§ What you are asked to do
Beneath this sentence is a set of records; write each of them out exactly.

::: Record list :::

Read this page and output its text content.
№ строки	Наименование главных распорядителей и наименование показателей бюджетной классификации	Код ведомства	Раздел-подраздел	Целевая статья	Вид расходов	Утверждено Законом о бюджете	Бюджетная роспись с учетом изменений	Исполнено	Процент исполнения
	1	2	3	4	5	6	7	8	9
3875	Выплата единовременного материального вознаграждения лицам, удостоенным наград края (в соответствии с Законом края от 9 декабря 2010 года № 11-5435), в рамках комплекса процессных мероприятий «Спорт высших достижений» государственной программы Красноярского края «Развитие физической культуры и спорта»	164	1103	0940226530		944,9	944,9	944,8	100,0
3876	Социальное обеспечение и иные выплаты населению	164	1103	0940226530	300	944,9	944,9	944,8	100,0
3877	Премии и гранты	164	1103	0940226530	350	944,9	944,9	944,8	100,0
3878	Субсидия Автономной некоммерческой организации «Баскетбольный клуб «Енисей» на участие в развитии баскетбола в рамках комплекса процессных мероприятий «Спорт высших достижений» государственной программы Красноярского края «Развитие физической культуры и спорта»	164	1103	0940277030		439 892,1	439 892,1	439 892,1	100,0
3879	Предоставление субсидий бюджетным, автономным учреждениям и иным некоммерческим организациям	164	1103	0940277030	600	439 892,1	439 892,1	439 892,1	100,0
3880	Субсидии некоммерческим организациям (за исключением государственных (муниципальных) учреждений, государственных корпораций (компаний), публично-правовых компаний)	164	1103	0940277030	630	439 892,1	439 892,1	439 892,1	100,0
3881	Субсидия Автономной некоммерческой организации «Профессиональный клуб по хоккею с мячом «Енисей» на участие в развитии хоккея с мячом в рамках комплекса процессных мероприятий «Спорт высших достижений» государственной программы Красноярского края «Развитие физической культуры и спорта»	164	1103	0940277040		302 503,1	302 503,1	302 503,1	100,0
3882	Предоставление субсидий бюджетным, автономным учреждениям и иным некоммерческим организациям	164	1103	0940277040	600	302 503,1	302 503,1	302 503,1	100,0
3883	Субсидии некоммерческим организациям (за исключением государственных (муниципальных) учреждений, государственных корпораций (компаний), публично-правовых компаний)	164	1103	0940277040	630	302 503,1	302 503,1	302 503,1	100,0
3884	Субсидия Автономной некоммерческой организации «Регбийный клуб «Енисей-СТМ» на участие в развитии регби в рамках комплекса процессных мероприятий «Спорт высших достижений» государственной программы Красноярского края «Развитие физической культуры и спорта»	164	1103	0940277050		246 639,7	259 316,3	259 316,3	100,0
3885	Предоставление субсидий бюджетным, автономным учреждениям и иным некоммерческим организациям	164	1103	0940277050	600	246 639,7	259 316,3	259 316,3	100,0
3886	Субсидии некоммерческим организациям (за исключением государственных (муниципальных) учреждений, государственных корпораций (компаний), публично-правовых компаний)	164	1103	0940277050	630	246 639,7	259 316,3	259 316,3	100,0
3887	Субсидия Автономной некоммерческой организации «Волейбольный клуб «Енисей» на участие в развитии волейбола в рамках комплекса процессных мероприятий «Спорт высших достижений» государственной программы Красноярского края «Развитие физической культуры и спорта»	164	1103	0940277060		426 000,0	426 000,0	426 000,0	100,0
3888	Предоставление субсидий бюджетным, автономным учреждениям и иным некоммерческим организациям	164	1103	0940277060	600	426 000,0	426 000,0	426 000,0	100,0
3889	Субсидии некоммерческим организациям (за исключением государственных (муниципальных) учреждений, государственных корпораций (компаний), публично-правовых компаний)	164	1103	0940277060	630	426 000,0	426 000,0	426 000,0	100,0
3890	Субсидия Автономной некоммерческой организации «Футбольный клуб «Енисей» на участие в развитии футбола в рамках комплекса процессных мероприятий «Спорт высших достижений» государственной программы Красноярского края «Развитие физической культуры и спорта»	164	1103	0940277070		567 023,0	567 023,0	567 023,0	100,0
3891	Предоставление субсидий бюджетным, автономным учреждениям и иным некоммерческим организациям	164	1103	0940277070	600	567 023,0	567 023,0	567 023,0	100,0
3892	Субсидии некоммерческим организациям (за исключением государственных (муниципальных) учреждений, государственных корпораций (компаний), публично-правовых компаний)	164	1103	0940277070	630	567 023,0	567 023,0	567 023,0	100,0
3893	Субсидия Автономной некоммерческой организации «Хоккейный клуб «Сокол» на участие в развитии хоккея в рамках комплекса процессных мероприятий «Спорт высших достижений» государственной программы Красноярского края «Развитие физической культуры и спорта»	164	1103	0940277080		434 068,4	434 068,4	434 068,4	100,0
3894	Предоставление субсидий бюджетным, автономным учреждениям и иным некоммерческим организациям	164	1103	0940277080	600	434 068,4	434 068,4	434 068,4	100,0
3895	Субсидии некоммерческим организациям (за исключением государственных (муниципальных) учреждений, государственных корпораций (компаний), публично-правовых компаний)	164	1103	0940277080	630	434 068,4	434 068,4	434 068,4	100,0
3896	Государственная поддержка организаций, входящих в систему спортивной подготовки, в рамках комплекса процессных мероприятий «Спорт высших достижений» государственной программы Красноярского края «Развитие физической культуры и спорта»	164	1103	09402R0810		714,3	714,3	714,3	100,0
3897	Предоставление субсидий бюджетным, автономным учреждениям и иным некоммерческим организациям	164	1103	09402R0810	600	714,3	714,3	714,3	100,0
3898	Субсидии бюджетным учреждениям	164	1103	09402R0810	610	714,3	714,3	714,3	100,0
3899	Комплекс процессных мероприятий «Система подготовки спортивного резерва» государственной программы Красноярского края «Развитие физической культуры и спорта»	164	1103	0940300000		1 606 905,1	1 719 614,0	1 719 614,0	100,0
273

:::

§ Correct result
Read this page and output its text content.
№ строки	Наименование главных распорядителей и наименование показателей бюджетной классификации	Код ведомства	Раздел-подраздел	Целевая статья	Вид расходов	Утверждено Законом о бюджете	Бюджетная роспись с учетом изменений	Исполнено	Процент исполнения
	1	2	3	4	5	6	7	8	9
3875	Выплата единовременного материального вознаграждения лицам, удостоенным наград края (в соответствии с Законом края от 9 декабря 2010 года № 11-5435), в рамках комплекса процессных мероприятий «Спорт высших достижений» государственной программы Красноярского края «Развитие физической культуры и спорта»	164	1103	0940226530		944,9	944,9	944,8	100,0
3876	Социальное обеспечение и иные выплаты населению	164	1103	0940226530	300	944,9	944,9	944,8	100,0
3877	Премии и гранты	164	1103	0940226530	350	944,9	944,9	944,8	100,0
3878	Субсидия Автономной некоммерческой организации «Баскетбольный клуб «Енисей» на участие в развитии баскетбола в рамках комплекса процессных мероприятий «Спорт высших достижений» государственной программы Красноярского края «Развитие физической культуры и спорта»	164	1103	0940277030		439 892,1	439 892,1	439 892,1	100,0
3879	Предоставление субсидий бюджетным, автономным учреждениям и иным некоммерческим организациям	164	1103	0940277030	600	439 892,1	439 892,1	439 892,1	100,0
3880	Субсидии некоммерческим организациям (за исключением государственных (муниципальных) учреждений, государственных корпораций (компаний), публично-правовых компаний)	164	1103	0940277030	630	439 892,1	439 892,1	439 892,1	100,0
3881	Субсидия Автономной некоммерческой организации «Профессиональный клуб по хоккею с мячом «Енисей» на участие в развитии хоккея с мячом в рамках комплекса процессных мероприятий «Спорт высших достижений» государственной программы Красноярского края «Развитие физической культуры и спорта»	164	1103	0940277040		302 503,1	302 503,1	302 503,1	100,0
3882	Предоставление субсидий бюджетным, автономным учреждениям и иным некоммерческим организациям	164	1103	0940277040	600	302 503,1	302 503,1	302 503,1	100,0
3883	Субсидии некоммерческим организациям (за исключением государственных (муниципальных) учреждений, государственных корпораций (компаний), публично-правовых компаний)	164	1103	0940277040	630	302 503,1	302 503,1	302 503,1	100,0
3884	Субсидия Автономной некоммерческой организации «Регбийный клуб «Енисей-СТМ» на участие в развитии регби в рамках комплекса процессных мероприятий «Спорт высших достижений» государственной программы Красноярского края «Развитие физической культуры и спорта»	164	1103	0940277050		246 639,7	259 316,3	259 316,3	100,0
3885	Предоставление субсидий бюджетным, автономным учреждениям и иным некоммерческим организациям	164	1103	0940277050	600	246 639,7	259 316,3	259 316,3	100,0
3886	Субсидии некоммерческим организациям (за исключением государственных (муниципальных) учреждений, государственных корпораций (компаний), публично-правовых компаний)	164	1103	0940277050	630	246 639,7	259 316,3	259 316,3	100,0
3887	Субсидия Автономной некоммерческой организации «Волейбольный клуб «Енисей» на участие в развитии волейбола в рамках комплекса процессных мероприятий «Спорт высших достижений» государственной программы Красноярского края «Развитие физической культуры и спорта»	164	1103	0940277060		426 000,0	426 000,0	426 000,0	100,0
3888	Предоставление субсидий бюджетным, автономным учреждениям и иным некоммерческим организациям	164	1103	0940277060	600	426 000,0	426 000,0	426 000,0	100,0
3889	Субсидии некоммерческим организациям (за исключением государственных (муниципальных) учреждений, государственных корпораций (компаний), публично-правовых компаний)	164	1103	0940277060	630	426 000,0	426 000,0	426 000,0	100,0
3890	Субсидия Автономной некоммерческой организации «Футбольный клуб «Енисей» на участие в развитии футбола в рамках комплекса процессных мероприятий «Спорт высших достижений» государственной программы Красноярского края «Развитие физической культуры и спорта»	164	1103	0940277070		567 023,0	567 023,0	567 023,0	100,0
3891	Предоставление субсидий бюджетным, автономным учреждениям и иным некоммерческим организациям	164	1103	0940277070	600	567 023,0	567 023,0	567 023,0	100,0
3892	Субсидии некоммерческим организациям (за исключением государственных (муниципальных) учреждений, государственных корпораций (компаний), публично-правовых компаний)	164	1103	0940277070	630	567 023,0	567 023,0	567 023,0	100,0
3893	Субсидия Автономной некоммерческой организации «Хоккейный клуб «Сокол» на участие в развитии хоккея в рамках комплекса процессных мероприятий «Спорт высших достижений» государственной программы Красноярского края «Развитие физической культуры и спорта»	164	1103	0940277080		434 068,4	434 068,4	434 068,4	100,0
3894	Предоставление субсидий бюджетным, автономным учреждениям и иным некоммерческим организациям	164	1103	0940277080	600	434 068,4	434 068,4	434 068,4	100,0
3895	Субсидии некоммерческим организациям (за исключением государственных (муниципальных) учреждений, государственных корпораций (компаний), публично-правовых компаний)	164	1103	0940277080	630	434 068,4	434 068,4	434 068,4	100,0
3896	Государственная поддержка организаций, входящих в систему спортивной подготовки, в рамках комплекса процессных мероприятий «Спорт высших достижений» государственной программы Красноярского края «Развитие физической культуры и спорта»	164	1103	09402R0810		714,3	714,3	714,3	100,0
3897	Предоставление субсидий бюджетным, автономным учреждениям и иным некоммерческим организациям	164	1103	09402R0810	600	714,3	714,3	714,3	100,0
3898	Субсидии бюджетным учреждениям	164	1103	09402R0810	610	714,3	714,3	714,3	100,0
3899	Комплекс процессных мероприятий «Система подготовки спортивного резерва» государственной программы Красноярского края «Развитие физической культуры и спорта»	164	1103	0940300000		1 606 905,1	1 719 614,0	1 719 614,0	100,0
273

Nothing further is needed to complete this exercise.